OBJECTIVE »
Count lines, not occurrences: give the number of lines holding the word "name", and nothing besides.

GIVEN RECORDS »
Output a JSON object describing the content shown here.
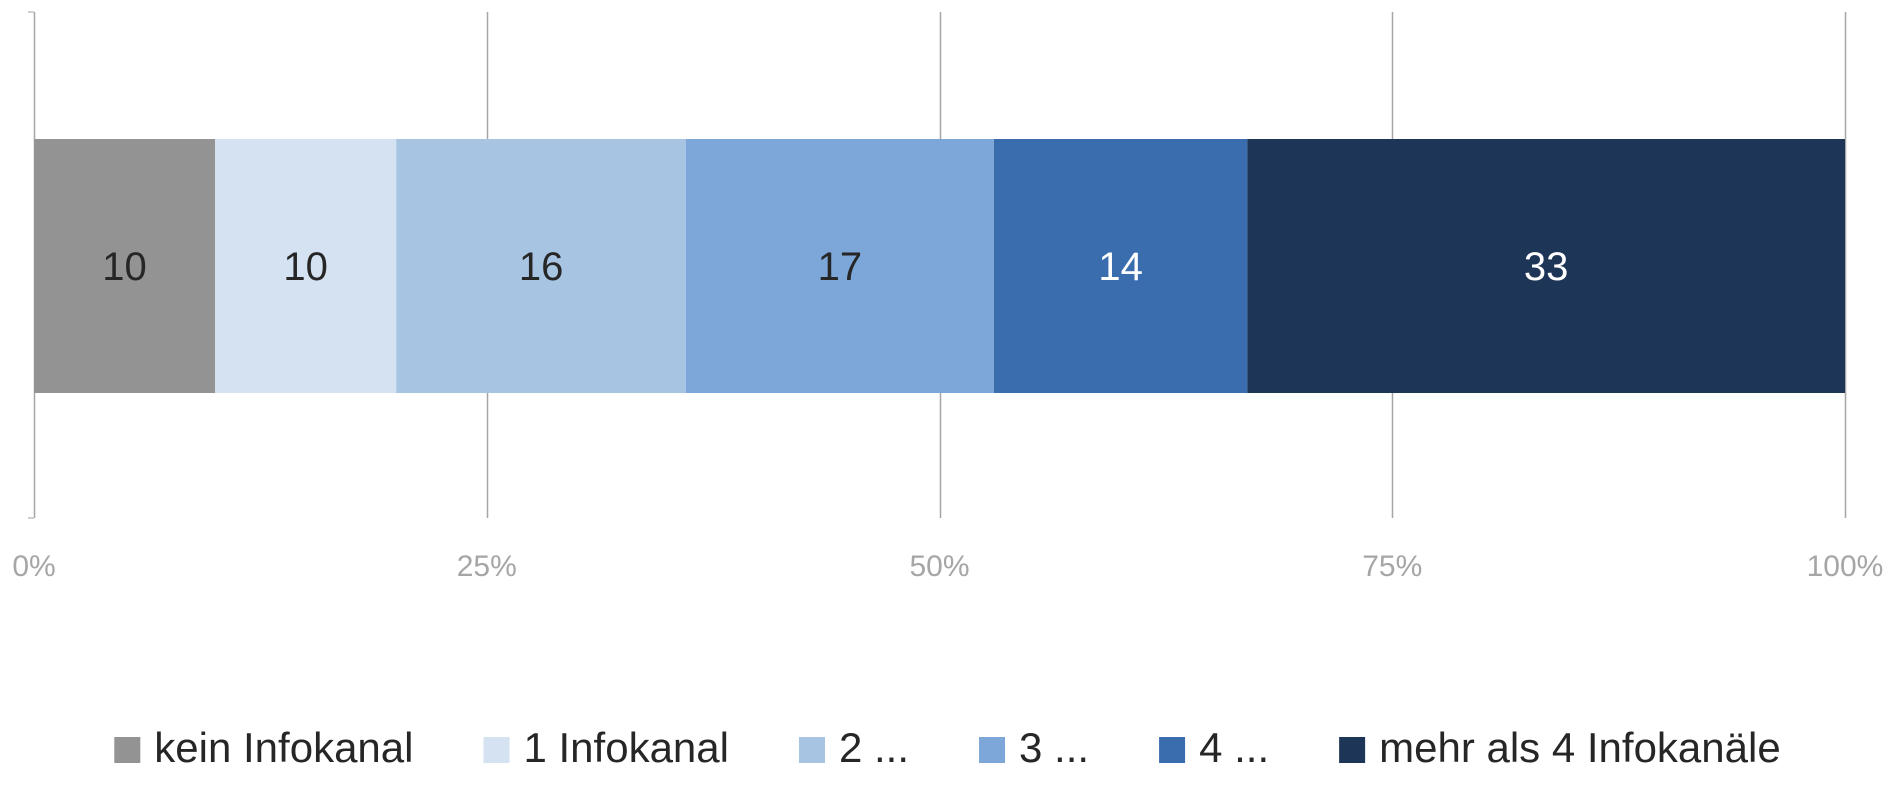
{
  "chart_data": {
    "type": "bar",
    "orientation": "horizontal",
    "stacked": "percent",
    "title": "",
    "xlabel": "",
    "ylabel": "",
    "xlim": [
      0,
      100
    ],
    "x_ticks": [
      "0%",
      "25%",
      "50%",
      "75%",
      "100%"
    ],
    "grid": true,
    "legend_position": "bottom",
    "categories": [
      ""
    ],
    "series": [
      {
        "name": "kein Infokanal",
        "values": [
          10
        ],
        "color": "#939393",
        "label_color": "#262626"
      },
      {
        "name": "1 Infokanal",
        "values": [
          10
        ],
        "color": "#d5e2f1",
        "label_color": "#262626"
      },
      {
        "name": "2 ...",
        "values": [
          16
        ],
        "color": "#a8c4e3",
        "label_color": "#262626"
      },
      {
        "name": "3 ...",
        "values": [
          17
        ],
        "color": "#7da7d8",
        "label_color": "#262626"
      },
      {
        "name": "4 ...",
        "values": [
          14
        ],
        "color": "#3a6dae",
        "label_color": "#ffffff"
      },
      {
        "name": "mehr als 4 Infokanäle",
        "values": [
          33
        ],
        "color": "#1d3556",
        "label_color": "#ffffff"
      }
    ]
  }
}
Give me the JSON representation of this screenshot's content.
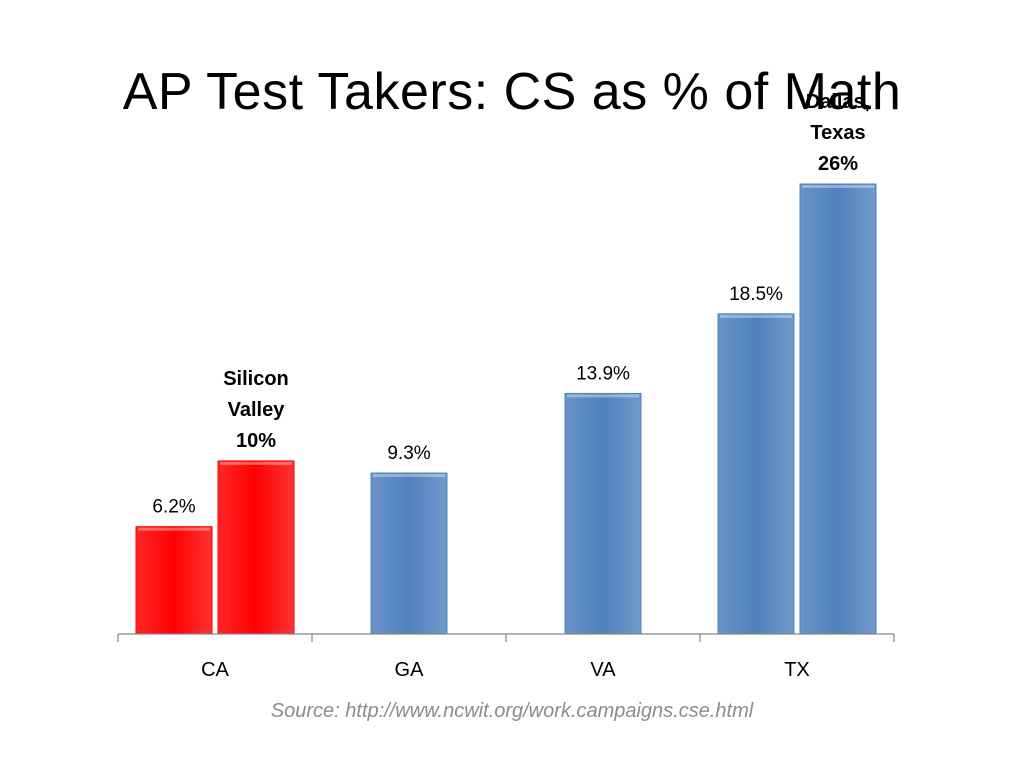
{
  "title": "AP Test Takers: CS as % of Math",
  "source": "Source: http://www.ncwit.org/work.campaigns.cse.html",
  "chart_data": {
    "type": "bar",
    "title": "AP Test Takers: CS as % of Math",
    "xlabel": "",
    "ylabel": "",
    "ylim": [
      0,
      26
    ],
    "grid": false,
    "categories": [
      "CA",
      "GA",
      "VA",
      "TX"
    ],
    "bars": [
      {
        "category": "CA",
        "value": 6.2,
        "label": "6.2%",
        "color": "#ff0000",
        "bold": false
      },
      {
        "category": "CA",
        "value": 10,
        "label": "Silicon Valley 10%",
        "label_lines": [
          "Silicon",
          "Valley",
          "10%"
        ],
        "color": "#ff0000",
        "bold": true
      },
      {
        "category": "GA",
        "value": 9.3,
        "label": "9.3%",
        "color": "#4f81bd",
        "bold": false
      },
      {
        "category": "VA",
        "value": 13.9,
        "label": "13.9%",
        "color": "#4f81bd",
        "bold": false
      },
      {
        "category": "TX",
        "value": 18.5,
        "label": "18.5%",
        "color": "#4f81bd",
        "bold": false
      },
      {
        "category": "TX",
        "value": 26,
        "label": "Dallas, Texas 26%",
        "label_lines": [
          "Dallas,",
          "Texas",
          "26%"
        ],
        "color": "#4f81bd",
        "bold": true
      }
    ]
  }
}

RESPONSE BELOW »
6